SUPPLIED DATA ::

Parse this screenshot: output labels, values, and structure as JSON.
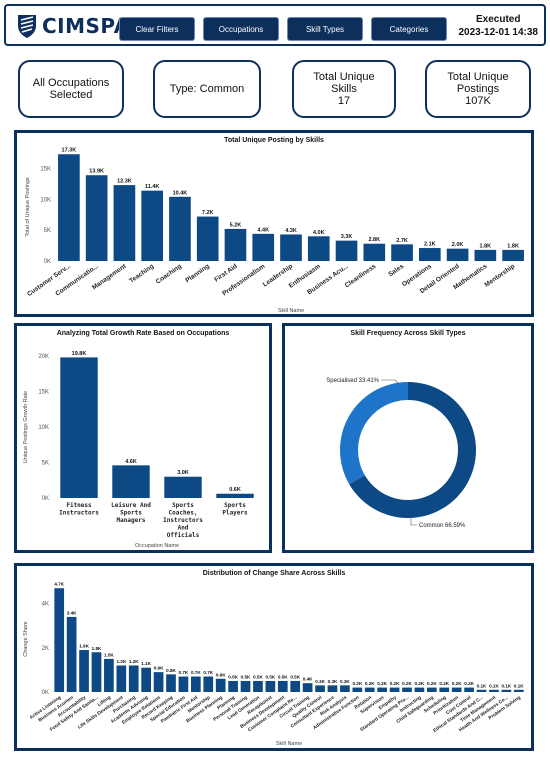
{
  "header": {
    "logo_text": "CIMSPA",
    "buttons": [
      "Clear Filters",
      "Occupations",
      "Skill Types",
      "Categories"
    ],
    "executed_label": "Executed",
    "executed_time": "2023-12-01 14:38"
  },
  "cards": {
    "occupations": "All Occupations Selected",
    "type": "Type: Common",
    "skills_label": "Total Unique Skills",
    "skills_value": "17",
    "postings_label": "Total Unique Postings",
    "postings_value": "107K"
  },
  "colors": {
    "primary": "#0d4a85",
    "dark": "#0d2f5c",
    "light": "#1e74c8"
  },
  "chart_data": [
    {
      "type": "bar",
      "title": "Total Unique Posting by Skills",
      "xlabel": "Skill Name",
      "ylabel": "Total of Unique Postings",
      "ylim": [
        0,
        17500
      ],
      "yticks": [
        "0K",
        "5K",
        "10K",
        "15K"
      ],
      "categories": [
        "Customer Serv...",
        "Communicatio...",
        "Management",
        "Teaching",
        "Coaching",
        "Planning",
        "First Aid",
        "Professionalism",
        "Leadership",
        "Enthusiasm",
        "Business Acu...",
        "Cleanliness",
        "Sales",
        "Operations",
        "Detail Oriented",
        "Mathematics",
        "Mentorship"
      ],
      "values": [
        17300,
        13900,
        12300,
        11400,
        10400,
        7200,
        5200,
        4400,
        4300,
        4000,
        3300,
        2800,
        2700,
        2100,
        2000,
        1800,
        1800
      ],
      "labels": [
        "17.3K",
        "13.9K",
        "12.3K",
        "11.4K",
        "10.4K",
        "7.2K",
        "5.2K",
        "4.4K",
        "4.3K",
        "4.0K",
        "3.3K",
        "2.8K",
        "2.7K",
        "2.1K",
        "2.0K",
        "1.8K",
        "1.8K"
      ]
    },
    {
      "type": "bar",
      "title": "Analyzing Total Growth Rate Based on Occupations",
      "xlabel": "Occupation Name",
      "ylabel": "Unique Postings Growth Rate",
      "ylim": [
        0,
        20000
      ],
      "yticks": [
        "0K",
        "5K",
        "10K",
        "15K",
        "20K"
      ],
      "categories": [
        [
          "Fitness",
          "Instructors"
        ],
        [
          "Leisure And",
          "Sports",
          "Managers"
        ],
        [
          "Sports",
          "Coaches,",
          "Instructors",
          "And",
          "Officials"
        ],
        [
          "Sports",
          "Players"
        ]
      ],
      "values": [
        19800,
        4600,
        3000,
        600
      ],
      "labels": [
        "19.8K",
        "4.6K",
        "3.0K",
        "0.6K"
      ]
    },
    {
      "type": "pie",
      "title": "Skill Frequency Across Skill Types",
      "slices": [
        {
          "name": "Common",
          "value": 66.59,
          "label": "Common 66.59%"
        },
        {
          "name": "Specialised",
          "value": 33.41,
          "label": "Specialised 33.41%"
        }
      ]
    },
    {
      "type": "bar",
      "title": "Distribution of Change Share Across Skills",
      "xlabel": "Skill Name",
      "ylabel": "Change Share",
      "ylim": [
        0,
        4800
      ],
      "yticks": [
        "0K",
        "2K",
        "4K"
      ],
      "categories": [
        "Active Listening",
        "Business Acumen",
        "Accountability",
        "Food Safety And Sanita...",
        "Lifting",
        "Life Skills Development",
        "Purchasing",
        "Academic Advising",
        "Employee Relations",
        "Record Keeping",
        "Special Education",
        "Paediatric First Aid",
        "Mentorship",
        "Business Planning",
        "Planning",
        "Personal Training",
        "Lead Generation",
        "Receptionist",
        "Business Development",
        "Customer Complaint Re...",
        "Circuit Training",
        "Quality Control",
        "Consultant Experience",
        "Risk Analysis",
        "Administrative Function",
        "Rotation",
        "Supervision",
        "Empathy",
        "Standard Operating Pro...",
        "Instructing",
        "Child Safeguarding",
        "Scheduling",
        "Prioritization",
        "Cost Control",
        "Ethical Standards And C...",
        "Time Management",
        "Health And Wellness Co...",
        "Problem Solving"
      ],
      "values": [
        4700,
        3400,
        1900,
        1800,
        1500,
        1200,
        1200,
        1100,
        900,
        800,
        700,
        700,
        700,
        600,
        500,
        500,
        500,
        500,
        500,
        500,
        400,
        300,
        300,
        300,
        200,
        200,
        200,
        200,
        200,
        200,
        200,
        200,
        200,
        200,
        100,
        100,
        100,
        100
      ],
      "labels": [
        "4.7K",
        "3.4K",
        "1.9K",
        "1.8K",
        "1.5K",
        "1.2K",
        "1.2K",
        "1.1K",
        "0.9K",
        "0.8K",
        "0.7K",
        "0.7K",
        "0.7K",
        "0.6K",
        "0.5K",
        "0.5K",
        "0.5K",
        "0.5K",
        "0.5K",
        "0.5K",
        "0.4K",
        "0.3K",
        "0.3K",
        "0.3K",
        "0.2K",
        "0.2K",
        "0.2K",
        "0.2K",
        "0.2K",
        "0.2K",
        "0.2K",
        "0.2K",
        "0.2K",
        "0.2K",
        "0.1K",
        "0.1K",
        "0.1K",
        "0.1K"
      ]
    }
  ]
}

EXERCISE :: Identify the lines above with the word "Across". Copy them.

RESPONSE BELOW ::
      "title": "Skill Frequency Across Skill Types",
      "title": "Distribution of Change Share Across Skills",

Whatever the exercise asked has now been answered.